▶ **Problem to solve**:
Count the lines in the records below that contain the word "arcmin", and reply with only that number.

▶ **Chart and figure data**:
··········

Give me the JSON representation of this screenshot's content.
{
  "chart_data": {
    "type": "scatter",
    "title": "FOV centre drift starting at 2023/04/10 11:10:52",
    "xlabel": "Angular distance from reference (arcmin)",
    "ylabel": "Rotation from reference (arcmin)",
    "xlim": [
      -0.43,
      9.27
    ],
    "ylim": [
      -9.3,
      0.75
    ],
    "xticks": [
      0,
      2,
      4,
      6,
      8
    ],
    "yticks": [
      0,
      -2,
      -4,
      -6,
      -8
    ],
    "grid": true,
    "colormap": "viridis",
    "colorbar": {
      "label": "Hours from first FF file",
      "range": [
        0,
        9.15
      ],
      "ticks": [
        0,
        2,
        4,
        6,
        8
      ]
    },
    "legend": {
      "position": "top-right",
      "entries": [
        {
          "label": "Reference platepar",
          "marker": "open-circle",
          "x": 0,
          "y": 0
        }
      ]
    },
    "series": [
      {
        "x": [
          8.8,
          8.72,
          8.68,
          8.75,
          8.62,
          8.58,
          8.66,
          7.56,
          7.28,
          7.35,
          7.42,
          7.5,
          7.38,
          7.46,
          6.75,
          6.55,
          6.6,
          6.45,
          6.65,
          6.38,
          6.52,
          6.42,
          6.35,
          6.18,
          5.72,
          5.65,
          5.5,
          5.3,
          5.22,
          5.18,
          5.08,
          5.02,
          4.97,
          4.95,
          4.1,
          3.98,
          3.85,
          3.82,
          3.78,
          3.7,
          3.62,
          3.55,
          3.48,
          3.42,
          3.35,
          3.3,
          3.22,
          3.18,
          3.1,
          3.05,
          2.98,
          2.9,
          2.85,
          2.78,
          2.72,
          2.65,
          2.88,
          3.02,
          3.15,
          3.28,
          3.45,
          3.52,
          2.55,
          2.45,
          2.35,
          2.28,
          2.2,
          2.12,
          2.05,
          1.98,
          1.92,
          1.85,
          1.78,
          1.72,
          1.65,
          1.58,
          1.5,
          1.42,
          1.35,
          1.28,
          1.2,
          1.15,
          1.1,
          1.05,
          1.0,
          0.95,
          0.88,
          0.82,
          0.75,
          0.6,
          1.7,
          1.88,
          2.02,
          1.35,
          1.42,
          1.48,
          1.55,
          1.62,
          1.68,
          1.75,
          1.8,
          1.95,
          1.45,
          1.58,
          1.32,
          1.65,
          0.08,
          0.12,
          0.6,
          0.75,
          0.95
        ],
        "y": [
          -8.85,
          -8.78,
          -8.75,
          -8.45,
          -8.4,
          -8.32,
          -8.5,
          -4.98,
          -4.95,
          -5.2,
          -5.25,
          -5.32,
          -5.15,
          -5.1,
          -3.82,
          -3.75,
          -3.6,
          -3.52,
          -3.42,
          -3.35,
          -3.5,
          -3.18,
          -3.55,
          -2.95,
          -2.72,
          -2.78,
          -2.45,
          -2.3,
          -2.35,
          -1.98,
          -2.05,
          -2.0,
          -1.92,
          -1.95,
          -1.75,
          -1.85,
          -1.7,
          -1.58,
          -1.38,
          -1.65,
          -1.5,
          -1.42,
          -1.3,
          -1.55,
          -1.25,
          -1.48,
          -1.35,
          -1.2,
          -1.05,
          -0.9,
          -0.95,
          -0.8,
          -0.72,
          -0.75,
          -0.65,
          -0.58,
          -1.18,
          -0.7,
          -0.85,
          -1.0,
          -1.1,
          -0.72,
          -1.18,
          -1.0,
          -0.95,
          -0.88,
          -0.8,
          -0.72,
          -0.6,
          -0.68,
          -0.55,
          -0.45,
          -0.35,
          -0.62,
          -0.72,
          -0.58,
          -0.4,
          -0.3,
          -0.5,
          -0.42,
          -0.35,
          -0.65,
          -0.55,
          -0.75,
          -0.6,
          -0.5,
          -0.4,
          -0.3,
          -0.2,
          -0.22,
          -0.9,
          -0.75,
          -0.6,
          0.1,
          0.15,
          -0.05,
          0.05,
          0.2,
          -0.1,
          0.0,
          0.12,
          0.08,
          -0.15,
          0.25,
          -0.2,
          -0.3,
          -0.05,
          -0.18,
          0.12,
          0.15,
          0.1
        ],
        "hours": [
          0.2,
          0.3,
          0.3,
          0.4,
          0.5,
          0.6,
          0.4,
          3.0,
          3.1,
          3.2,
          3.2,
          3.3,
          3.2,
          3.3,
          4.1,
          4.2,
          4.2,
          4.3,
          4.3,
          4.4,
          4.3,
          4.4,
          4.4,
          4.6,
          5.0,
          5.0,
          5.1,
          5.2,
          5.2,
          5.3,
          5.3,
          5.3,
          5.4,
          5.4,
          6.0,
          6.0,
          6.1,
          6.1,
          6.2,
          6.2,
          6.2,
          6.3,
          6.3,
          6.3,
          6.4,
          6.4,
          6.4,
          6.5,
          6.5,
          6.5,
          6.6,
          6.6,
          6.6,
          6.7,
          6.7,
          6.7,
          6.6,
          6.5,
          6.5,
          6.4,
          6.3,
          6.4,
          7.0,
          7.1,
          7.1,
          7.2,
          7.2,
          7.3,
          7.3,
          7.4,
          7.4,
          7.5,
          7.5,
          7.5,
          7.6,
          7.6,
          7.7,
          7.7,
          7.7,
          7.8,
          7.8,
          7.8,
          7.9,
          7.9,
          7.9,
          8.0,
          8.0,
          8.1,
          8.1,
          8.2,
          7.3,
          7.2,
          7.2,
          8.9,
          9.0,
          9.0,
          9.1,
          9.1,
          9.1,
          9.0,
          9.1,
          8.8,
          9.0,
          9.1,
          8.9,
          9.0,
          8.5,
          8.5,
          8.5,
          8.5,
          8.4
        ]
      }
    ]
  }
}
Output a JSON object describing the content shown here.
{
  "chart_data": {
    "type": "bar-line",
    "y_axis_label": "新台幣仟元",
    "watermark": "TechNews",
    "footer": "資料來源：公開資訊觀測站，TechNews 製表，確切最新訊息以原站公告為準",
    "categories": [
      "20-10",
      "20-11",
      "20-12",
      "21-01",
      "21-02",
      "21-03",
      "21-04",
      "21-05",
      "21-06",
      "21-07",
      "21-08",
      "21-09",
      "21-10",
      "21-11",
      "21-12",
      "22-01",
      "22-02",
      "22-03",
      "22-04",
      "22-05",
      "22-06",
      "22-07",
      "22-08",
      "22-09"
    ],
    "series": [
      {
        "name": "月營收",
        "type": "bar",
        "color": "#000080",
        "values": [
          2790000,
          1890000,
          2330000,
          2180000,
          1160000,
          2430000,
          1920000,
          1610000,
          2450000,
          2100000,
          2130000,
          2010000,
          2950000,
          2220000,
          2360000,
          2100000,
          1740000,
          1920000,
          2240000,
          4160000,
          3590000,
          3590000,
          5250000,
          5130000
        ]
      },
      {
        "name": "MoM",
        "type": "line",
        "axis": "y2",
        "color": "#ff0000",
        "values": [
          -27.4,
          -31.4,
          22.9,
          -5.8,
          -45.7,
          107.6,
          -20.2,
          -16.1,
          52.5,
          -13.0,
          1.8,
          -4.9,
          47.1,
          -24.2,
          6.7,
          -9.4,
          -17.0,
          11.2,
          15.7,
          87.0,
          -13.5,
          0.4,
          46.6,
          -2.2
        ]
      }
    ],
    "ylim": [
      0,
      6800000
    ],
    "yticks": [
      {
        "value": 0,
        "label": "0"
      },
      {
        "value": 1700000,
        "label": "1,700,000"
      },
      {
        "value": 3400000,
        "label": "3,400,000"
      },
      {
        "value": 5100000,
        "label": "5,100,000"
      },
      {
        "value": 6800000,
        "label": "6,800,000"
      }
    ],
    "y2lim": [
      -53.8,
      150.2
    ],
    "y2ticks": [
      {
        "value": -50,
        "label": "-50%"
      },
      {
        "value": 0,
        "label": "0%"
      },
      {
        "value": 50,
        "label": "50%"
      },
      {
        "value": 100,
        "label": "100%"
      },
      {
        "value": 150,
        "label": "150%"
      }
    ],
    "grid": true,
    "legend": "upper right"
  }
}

··········

▶ **Solution**:
2